Work to complete.
Return each line of the records with nothing changed, pictures excepted.

::::

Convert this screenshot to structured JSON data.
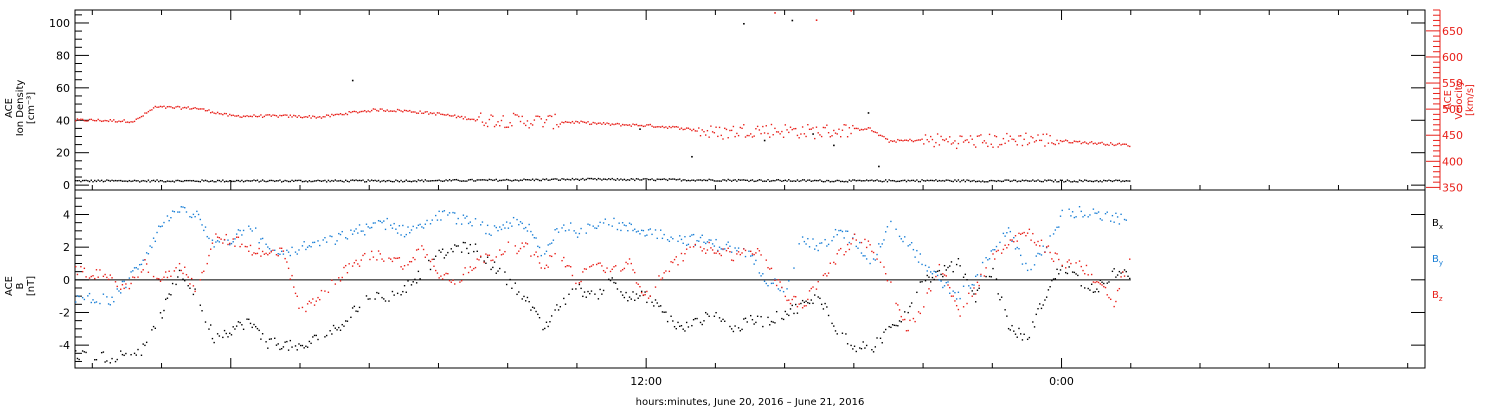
{
  "colors": {
    "density": "#000000",
    "velocity": "#e8201a",
    "bx": "#000000",
    "by": "#1a7fd6",
    "bz": "#e8201a",
    "axis": "#000000"
  },
  "chart_data": [
    {
      "type": "scatter",
      "panel": "top",
      "left_axis_label": [
        "ACE",
        "Ion Density",
        "[cm⁻³]"
      ],
      "right_axis_label": [
        "ACE",
        "Velocity",
        "[km/s]"
      ],
      "yticks_left": [
        "0",
        "20",
        "40",
        "60",
        "80",
        "100"
      ],
      "ylim_left": [
        -3,
        108
      ],
      "yticks_right": [
        "350",
        "400",
        "450",
        "500",
        "550",
        "600",
        "650"
      ],
      "ylim_right": [
        345,
        690
      ],
      "series": [
        {
          "key": "density",
          "axis": "left",
          "x": [
            -4,
            -2,
            0,
            2,
            4,
            6,
            8,
            10,
            12,
            14,
            16,
            18,
            20,
            22,
            24,
            26
          ],
          "y": [
            3,
            3,
            3,
            3,
            3,
            3.2,
            3.5,
            4,
            3.8,
            3.5,
            3.2,
            3,
            3.2,
            3,
            3,
            3
          ]
        },
        {
          "key": "velocity",
          "axis": "right",
          "x": [
            -4,
            -2.8,
            -2.2,
            -1,
            0,
            1.5,
            2.6,
            3.5,
            4.2,
            5,
            6,
            7,
            8,
            9,
            10,
            11,
            12,
            13,
            14,
            15,
            16,
            17,
            18,
            18.4,
            19,
            20,
            21,
            22,
            23,
            24,
            25,
            26
          ],
          "y": [
            480,
            478,
            505,
            503,
            488,
            488,
            486,
            495,
            500,
            498,
            492,
            482,
            480,
            478,
            476,
            472,
            470,
            465,
            455,
            462,
            460,
            458,
            462,
            465,
            440,
            442,
            440,
            440,
            445,
            440,
            436,
            432
          ]
        },
        {
          "key": "density_spikes",
          "axis": "left",
          "x": [
            3.5,
            11.8,
            13.3,
            14.8,
            15.4,
            16.2,
            16.8,
            17.4,
            18.4,
            18.7
          ],
          "y": [
            65,
            35,
            18,
            100,
            28,
            102,
            32,
            25,
            45,
            12
          ]
        }
      ],
      "spikes_right": {
        "x": [
          15.7,
          16.9,
          17.9
        ],
        "y": [
          686,
          672,
          690
        ]
      }
    },
    {
      "type": "scatter",
      "panel": "bottom",
      "left_axis_label": [
        "ACE",
        "B",
        "[nT]"
      ],
      "yticks": [
        "-4",
        "-2",
        "0",
        "2",
        "4"
      ],
      "ylim": [
        -5.4,
        5.5
      ],
      "legend": [
        "Bx",
        "By",
        "Bz"
      ],
      "legend_placement": "right",
      "series": [
        {
          "key": "bx",
          "x": [
            -4,
            -3.5,
            -3,
            -2.5,
            -2,
            -1.5,
            -1,
            -0.5,
            0,
            0.5,
            1,
            1.5,
            2,
            2.5,
            3,
            3.5,
            4,
            4.5,
            5,
            5.5,
            6,
            6.5,
            7,
            7.5,
            8,
            8.5,
            9,
            9.5,
            10,
            10.5,
            11,
            11.5,
            12,
            12.5,
            13,
            13.5,
            14,
            14.5,
            15,
            15.5,
            16,
            16.5,
            17,
            17.5,
            18,
            18.5,
            19,
            19.5,
            20,
            20.5,
            21,
            21.5,
            22,
            22.5,
            23,
            23.5,
            24,
            24.5,
            25,
            25.5,
            26
          ],
          "y": [
            -4.6,
            -4.7,
            -4.5,
            -4.2,
            -2,
            0.5,
            -1,
            -3.5,
            -3,
            -2.5,
            -3.8,
            -3.9,
            -4.2,
            -3.5,
            -3,
            -2,
            -1,
            -1,
            -0.5,
            0.5,
            1.5,
            2,
            2,
            1,
            0,
            -1,
            -3,
            -1.5,
            -0.5,
            -1,
            0,
            -1,
            -1,
            -2,
            -3,
            -2.5,
            -2,
            -3,
            -2.5,
            -2.5,
            -2,
            -1.5,
            -1,
            -3,
            -4,
            -4.2,
            -3,
            -2,
            0,
            0.5,
            1,
            -1,
            0.5,
            -3,
            -3.5,
            -1,
            1,
            0,
            -0.5,
            0.5,
            0.2
          ]
        },
        {
          "key": "by",
          "x": [
            -4,
            -3.5,
            -3,
            -2.5,
            -2,
            -1.5,
            -1,
            -0.5,
            0,
            0.5,
            1,
            1.5,
            2,
            2.5,
            3,
            3.5,
            4,
            4.5,
            5,
            5.5,
            6,
            6.5,
            7,
            7.5,
            8,
            8.5,
            9,
            9.5,
            10,
            10.5,
            11,
            11.5,
            12,
            12.5,
            13,
            13.5,
            14,
            14.5,
            15,
            15.5,
            16,
            16.5,
            17,
            17.5,
            18,
            18.5,
            19,
            19.5,
            20,
            20.5,
            21,
            21.5,
            22,
            22.5,
            23,
            23.5,
            24,
            24.5,
            25,
            25.5,
            26
          ],
          "y": [
            -1,
            -1.3,
            0,
            1.5,
            3.5,
            4.2,
            4,
            2,
            2.5,
            3.5,
            2,
            1.5,
            2,
            2.2,
            2.5,
            3,
            3.2,
            3.5,
            3,
            3.5,
            4,
            3.8,
            3.5,
            3,
            3.5,
            3.5,
            1.5,
            3.5,
            3,
            3.5,
            3.5,
            3.2,
            3,
            2.8,
            2.5,
            2.5,
            2.2,
            2,
            1.5,
            0,
            -0.5,
            2.5,
            2,
            3,
            2.5,
            1,
            3.5,
            2.5,
            1,
            0,
            -1,
            0,
            2,
            3,
            0.5,
            2,
            4,
            4.2,
            4,
            3.8,
            3.6
          ]
        },
        {
          "key": "bz",
          "x": [
            -4,
            -3.5,
            -3,
            -2.5,
            -2,
            -1.5,
            -1,
            -0.5,
            0,
            0.5,
            1,
            1.5,
            2,
            2.5,
            3,
            3.5,
            4,
            4.5,
            5,
            5.5,
            6,
            6.5,
            7,
            7.5,
            8,
            8.5,
            9,
            9.5,
            10,
            10.5,
            11,
            11.5,
            12,
            12.5,
            13,
            13.5,
            14,
            14.5,
            15,
            15.5,
            16,
            16.5,
            17,
            17.5,
            18,
            18.5,
            19,
            19.5,
            20,
            20.5,
            21,
            21.5,
            22,
            22.5,
            23,
            23.5,
            24,
            24.5,
            25,
            25.5,
            26
          ],
          "y": [
            0.5,
            0,
            -0.5,
            1,
            0,
            1,
            -0.5,
            2.5,
            2.5,
            2,
            1.5,
            2,
            -2,
            -1,
            0,
            1,
            1.5,
            1.5,
            1,
            2,
            0.5,
            0,
            1,
            1.5,
            2,
            2,
            1,
            1.5,
            0,
            1,
            0.5,
            1,
            -1,
            0.5,
            1.5,
            2,
            2,
            1.5,
            2,
            1,
            -1,
            -1.5,
            0,
            1.5,
            2.5,
            2,
            0,
            -3,
            -1.5,
            1,
            -2,
            -0.5,
            1.5,
            2.5,
            3,
            2,
            1,
            1,
            0,
            -1.5,
            2
          ]
        }
      ]
    }
  ],
  "x_axis": {
    "label": "hours:minutes, June 20, 2016 – June 21, 2016",
    "tick_labels": [
      {
        "text": "12:00",
        "hour": 12
      },
      {
        "text": "0:00",
        "hour": 24
      }
    ],
    "xlim": [
      -4.5,
      34.5
    ],
    "data_end_hour": 26
  }
}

::::

Solution to the problem.
Convert this screenshot to structured JSON data.
{
  "colors": {
    "density": "#000000",
    "velocity": "#e8201a",
    "bx": "#000000",
    "by": "#1a7fd6",
    "bz": "#e8201a",
    "axis": "#000000"
  },
  "chart_data": [
    {
      "type": "scatter",
      "panel": "top",
      "left_axis_label": [
        "ACE",
        "Ion Density",
        "[cm⁻³]"
      ],
      "right_axis_label": [
        "ACE",
        "Velocity",
        "[km/s]"
      ],
      "yticks_left": [
        "0",
        "20",
        "40",
        "60",
        "80",
        "100"
      ],
      "ylim_left": [
        -3,
        108
      ],
      "yticks_right": [
        "350",
        "400",
        "450",
        "500",
        "550",
        "600",
        "650"
      ],
      "ylim_right": [
        345,
        690
      ],
      "series": [
        {
          "key": "density",
          "axis": "left",
          "x": [
            -4,
            -2,
            0,
            2,
            4,
            6,
            8,
            10,
            12,
            14,
            16,
            18,
            20,
            22,
            24,
            26
          ],
          "y": [
            3,
            3,
            3,
            3,
            3,
            3.2,
            3.5,
            4,
            3.8,
            3.5,
            3.2,
            3,
            3.2,
            3,
            3,
            3
          ]
        },
        {
          "key": "velocity",
          "axis": "right",
          "x": [
            -4,
            -2.8,
            -2.2,
            -1,
            0,
            1.5,
            2.6,
            3.5,
            4.2,
            5,
            6,
            7,
            8,
            9,
            10,
            11,
            12,
            13,
            14,
            15,
            16,
            17,
            18,
            18.4,
            19,
            20,
            21,
            22,
            23,
            24,
            25,
            26
          ],
          "y": [
            480,
            478,
            505,
            503,
            488,
            488,
            486,
            495,
            500,
            498,
            492,
            482,
            480,
            478,
            476,
            472,
            470,
            465,
            455,
            462,
            460,
            458,
            462,
            465,
            440,
            442,
            440,
            440,
            445,
            440,
            436,
            432
          ]
        },
        {
          "key": "density_spikes",
          "axis": "left",
          "x": [
            3.5,
            11.8,
            13.3,
            14.8,
            15.4,
            16.2,
            16.8,
            17.4,
            18.4,
            18.7
          ],
          "y": [
            65,
            35,
            18,
            100,
            28,
            102,
            32,
            25,
            45,
            12
          ]
        }
      ],
      "spikes_right": {
        "x": [
          15.7,
          16.9,
          17.9
        ],
        "y": [
          686,
          672,
          690
        ]
      }
    },
    {
      "type": "scatter",
      "panel": "bottom",
      "left_axis_label": [
        "ACE",
        "B",
        "[nT]"
      ],
      "yticks": [
        "-4",
        "-2",
        "0",
        "2",
        "4"
      ],
      "ylim": [
        -5.4,
        5.5
      ],
      "legend": [
        "Bx",
        "By",
        "Bz"
      ],
      "legend_placement": "right",
      "series": [
        {
          "key": "bx",
          "x": [
            -4,
            -3.5,
            -3,
            -2.5,
            -2,
            -1.5,
            -1,
            -0.5,
            0,
            0.5,
            1,
            1.5,
            2,
            2.5,
            3,
            3.5,
            4,
            4.5,
            5,
            5.5,
            6,
            6.5,
            7,
            7.5,
            8,
            8.5,
            9,
            9.5,
            10,
            10.5,
            11,
            11.5,
            12,
            12.5,
            13,
            13.5,
            14,
            14.5,
            15,
            15.5,
            16,
            16.5,
            17,
            17.5,
            18,
            18.5,
            19,
            19.5,
            20,
            20.5,
            21,
            21.5,
            22,
            22.5,
            23,
            23.5,
            24,
            24.5,
            25,
            25.5,
            26
          ],
          "y": [
            -4.6,
            -4.7,
            -4.5,
            -4.2,
            -2,
            0.5,
            -1,
            -3.5,
            -3,
            -2.5,
            -3.8,
            -3.9,
            -4.2,
            -3.5,
            -3,
            -2,
            -1,
            -1,
            -0.5,
            0.5,
            1.5,
            2,
            2,
            1,
            0,
            -1,
            -3,
            -1.5,
            -0.5,
            -1,
            0,
            -1,
            -1,
            -2,
            -3,
            -2.5,
            -2,
            -3,
            -2.5,
            -2.5,
            -2,
            -1.5,
            -1,
            -3,
            -4,
            -4.2,
            -3,
            -2,
            0,
            0.5,
            1,
            -1,
            0.5,
            -3,
            -3.5,
            -1,
            1,
            0,
            -0.5,
            0.5,
            0.2
          ]
        },
        {
          "key": "by",
          "x": [
            -4,
            -3.5,
            -3,
            -2.5,
            -2,
            -1.5,
            -1,
            -0.5,
            0,
            0.5,
            1,
            1.5,
            2,
            2.5,
            3,
            3.5,
            4,
            4.5,
            5,
            5.5,
            6,
            6.5,
            7,
            7.5,
            8,
            8.5,
            9,
            9.5,
            10,
            10.5,
            11,
            11.5,
            12,
            12.5,
            13,
            13.5,
            14,
            14.5,
            15,
            15.5,
            16,
            16.5,
            17,
            17.5,
            18,
            18.5,
            19,
            19.5,
            20,
            20.5,
            21,
            21.5,
            22,
            22.5,
            23,
            23.5,
            24,
            24.5,
            25,
            25.5,
            26
          ],
          "y": [
            -1,
            -1.3,
            0,
            1.5,
            3.5,
            4.2,
            4,
            2,
            2.5,
            3.5,
            2,
            1.5,
            2,
            2.2,
            2.5,
            3,
            3.2,
            3.5,
            3,
            3.5,
            4,
            3.8,
            3.5,
            3,
            3.5,
            3.5,
            1.5,
            3.5,
            3,
            3.5,
            3.5,
            3.2,
            3,
            2.8,
            2.5,
            2.5,
            2.2,
            2,
            1.5,
            0,
            -0.5,
            2.5,
            2,
            3,
            2.5,
            1,
            3.5,
            2.5,
            1,
            0,
            -1,
            0,
            2,
            3,
            0.5,
            2,
            4,
            4.2,
            4,
            3.8,
            3.6
          ]
        },
        {
          "key": "bz",
          "x": [
            -4,
            -3.5,
            -3,
            -2.5,
            -2,
            -1.5,
            -1,
            -0.5,
            0,
            0.5,
            1,
            1.5,
            2,
            2.5,
            3,
            3.5,
            4,
            4.5,
            5,
            5.5,
            6,
            6.5,
            7,
            7.5,
            8,
            8.5,
            9,
            9.5,
            10,
            10.5,
            11,
            11.5,
            12,
            12.5,
            13,
            13.5,
            14,
            14.5,
            15,
            15.5,
            16,
            16.5,
            17,
            17.5,
            18,
            18.5,
            19,
            19.5,
            20,
            20.5,
            21,
            21.5,
            22,
            22.5,
            23,
            23.5,
            24,
            24.5,
            25,
            25.5,
            26
          ],
          "y": [
            0.5,
            0,
            -0.5,
            1,
            0,
            1,
            -0.5,
            2.5,
            2.5,
            2,
            1.5,
            2,
            -2,
            -1,
            0,
            1,
            1.5,
            1.5,
            1,
            2,
            0.5,
            0,
            1,
            1.5,
            2,
            2,
            1,
            1.5,
            0,
            1,
            0.5,
            1,
            -1,
            0.5,
            1.5,
            2,
            2,
            1.5,
            2,
            1,
            -1,
            -1.5,
            0,
            1.5,
            2.5,
            2,
            0,
            -3,
            -1.5,
            1,
            -2,
            -0.5,
            1.5,
            2.5,
            3,
            2,
            1,
            1,
            0,
            -1.5,
            2
          ]
        }
      ]
    }
  ],
  "x_axis": {
    "label": "hours:minutes, June 20, 2016 – June 21, 2016",
    "tick_labels": [
      {
        "text": "12:00",
        "hour": 12
      },
      {
        "text": "0:00",
        "hour": 24
      }
    ],
    "xlim": [
      -4.5,
      34.5
    ],
    "data_end_hour": 26
  }
}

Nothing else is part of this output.